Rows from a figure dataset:
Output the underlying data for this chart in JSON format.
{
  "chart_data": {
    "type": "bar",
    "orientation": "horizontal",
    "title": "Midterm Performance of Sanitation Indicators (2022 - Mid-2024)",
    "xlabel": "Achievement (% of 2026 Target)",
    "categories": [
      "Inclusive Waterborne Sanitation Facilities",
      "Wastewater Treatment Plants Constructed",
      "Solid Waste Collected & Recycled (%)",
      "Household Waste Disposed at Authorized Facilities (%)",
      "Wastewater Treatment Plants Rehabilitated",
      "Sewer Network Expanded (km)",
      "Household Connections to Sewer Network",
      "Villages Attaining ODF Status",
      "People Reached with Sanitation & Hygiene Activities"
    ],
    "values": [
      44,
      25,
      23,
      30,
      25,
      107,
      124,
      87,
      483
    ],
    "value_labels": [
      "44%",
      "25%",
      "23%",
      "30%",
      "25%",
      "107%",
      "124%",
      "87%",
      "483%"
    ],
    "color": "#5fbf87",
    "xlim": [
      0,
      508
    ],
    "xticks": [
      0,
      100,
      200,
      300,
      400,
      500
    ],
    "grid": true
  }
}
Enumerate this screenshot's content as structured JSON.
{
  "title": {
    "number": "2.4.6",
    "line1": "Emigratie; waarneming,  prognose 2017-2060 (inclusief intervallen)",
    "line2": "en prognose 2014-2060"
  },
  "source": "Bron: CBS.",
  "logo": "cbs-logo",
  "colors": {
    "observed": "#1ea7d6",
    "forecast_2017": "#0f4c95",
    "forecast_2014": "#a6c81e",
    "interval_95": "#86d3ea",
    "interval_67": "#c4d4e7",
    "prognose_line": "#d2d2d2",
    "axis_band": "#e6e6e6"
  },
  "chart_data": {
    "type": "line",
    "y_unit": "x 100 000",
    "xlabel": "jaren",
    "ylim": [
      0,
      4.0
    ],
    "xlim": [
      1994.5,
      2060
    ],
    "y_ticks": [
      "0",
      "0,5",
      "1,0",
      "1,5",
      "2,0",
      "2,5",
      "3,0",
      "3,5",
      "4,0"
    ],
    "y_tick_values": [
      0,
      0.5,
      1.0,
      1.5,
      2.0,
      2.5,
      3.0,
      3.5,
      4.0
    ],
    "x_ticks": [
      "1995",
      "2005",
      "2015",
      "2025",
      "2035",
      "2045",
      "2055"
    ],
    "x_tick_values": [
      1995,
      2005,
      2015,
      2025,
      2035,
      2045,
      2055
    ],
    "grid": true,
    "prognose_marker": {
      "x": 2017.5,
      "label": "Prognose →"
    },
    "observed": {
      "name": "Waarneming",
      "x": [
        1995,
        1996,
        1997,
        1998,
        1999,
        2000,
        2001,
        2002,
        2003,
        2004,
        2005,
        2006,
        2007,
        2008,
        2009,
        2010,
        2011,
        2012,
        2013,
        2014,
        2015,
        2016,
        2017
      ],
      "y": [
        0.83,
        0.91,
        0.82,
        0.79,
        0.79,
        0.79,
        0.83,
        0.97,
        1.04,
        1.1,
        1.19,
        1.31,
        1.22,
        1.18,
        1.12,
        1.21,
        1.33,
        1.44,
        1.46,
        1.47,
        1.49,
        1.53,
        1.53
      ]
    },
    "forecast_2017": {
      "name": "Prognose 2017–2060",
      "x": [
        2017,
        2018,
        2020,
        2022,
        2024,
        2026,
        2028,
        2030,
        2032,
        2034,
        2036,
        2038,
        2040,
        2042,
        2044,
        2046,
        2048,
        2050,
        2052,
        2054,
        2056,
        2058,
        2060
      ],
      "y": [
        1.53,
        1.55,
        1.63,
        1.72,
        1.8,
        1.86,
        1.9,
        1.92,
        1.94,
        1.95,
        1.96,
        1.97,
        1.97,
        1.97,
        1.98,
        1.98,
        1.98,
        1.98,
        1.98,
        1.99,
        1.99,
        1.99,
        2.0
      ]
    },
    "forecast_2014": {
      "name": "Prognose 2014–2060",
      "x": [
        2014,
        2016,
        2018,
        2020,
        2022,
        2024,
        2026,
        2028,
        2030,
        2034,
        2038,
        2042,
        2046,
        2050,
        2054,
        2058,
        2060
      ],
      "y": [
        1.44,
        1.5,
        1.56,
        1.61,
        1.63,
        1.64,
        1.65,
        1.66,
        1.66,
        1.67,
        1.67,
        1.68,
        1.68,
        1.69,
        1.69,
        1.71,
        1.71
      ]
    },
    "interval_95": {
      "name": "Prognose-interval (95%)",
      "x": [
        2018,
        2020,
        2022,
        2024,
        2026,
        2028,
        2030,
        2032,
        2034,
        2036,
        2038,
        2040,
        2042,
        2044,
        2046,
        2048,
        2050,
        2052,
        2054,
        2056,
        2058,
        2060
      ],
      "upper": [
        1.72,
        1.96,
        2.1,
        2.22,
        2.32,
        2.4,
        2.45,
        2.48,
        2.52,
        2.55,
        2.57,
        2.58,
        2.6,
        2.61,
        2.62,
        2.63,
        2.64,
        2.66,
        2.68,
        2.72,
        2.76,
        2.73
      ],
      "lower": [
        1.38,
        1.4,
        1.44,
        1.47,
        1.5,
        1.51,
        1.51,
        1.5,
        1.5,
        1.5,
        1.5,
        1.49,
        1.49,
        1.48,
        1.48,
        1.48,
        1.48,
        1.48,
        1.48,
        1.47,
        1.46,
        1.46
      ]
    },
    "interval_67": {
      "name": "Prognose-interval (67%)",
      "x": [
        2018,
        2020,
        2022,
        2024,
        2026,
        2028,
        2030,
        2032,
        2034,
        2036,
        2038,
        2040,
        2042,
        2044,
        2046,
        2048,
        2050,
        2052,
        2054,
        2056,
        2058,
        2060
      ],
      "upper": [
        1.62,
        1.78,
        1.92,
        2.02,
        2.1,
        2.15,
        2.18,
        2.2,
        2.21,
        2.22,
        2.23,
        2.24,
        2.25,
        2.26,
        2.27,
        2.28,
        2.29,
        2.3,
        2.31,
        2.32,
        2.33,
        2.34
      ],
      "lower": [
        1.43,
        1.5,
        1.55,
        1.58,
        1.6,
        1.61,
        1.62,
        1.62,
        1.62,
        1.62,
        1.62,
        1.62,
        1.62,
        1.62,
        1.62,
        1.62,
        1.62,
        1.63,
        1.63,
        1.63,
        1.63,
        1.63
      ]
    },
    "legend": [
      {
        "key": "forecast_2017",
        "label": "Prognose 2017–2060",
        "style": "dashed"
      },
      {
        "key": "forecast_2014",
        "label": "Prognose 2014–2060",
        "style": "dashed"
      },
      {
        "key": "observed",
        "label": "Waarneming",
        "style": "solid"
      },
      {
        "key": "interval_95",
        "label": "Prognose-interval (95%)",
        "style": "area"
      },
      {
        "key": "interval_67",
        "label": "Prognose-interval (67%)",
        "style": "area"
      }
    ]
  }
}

Objective:
Return all lines of the material above in which the word "observed" occurs.

Correct result:
    "observed": "#1ea7d6",
    "observed": {
        "key": "observed",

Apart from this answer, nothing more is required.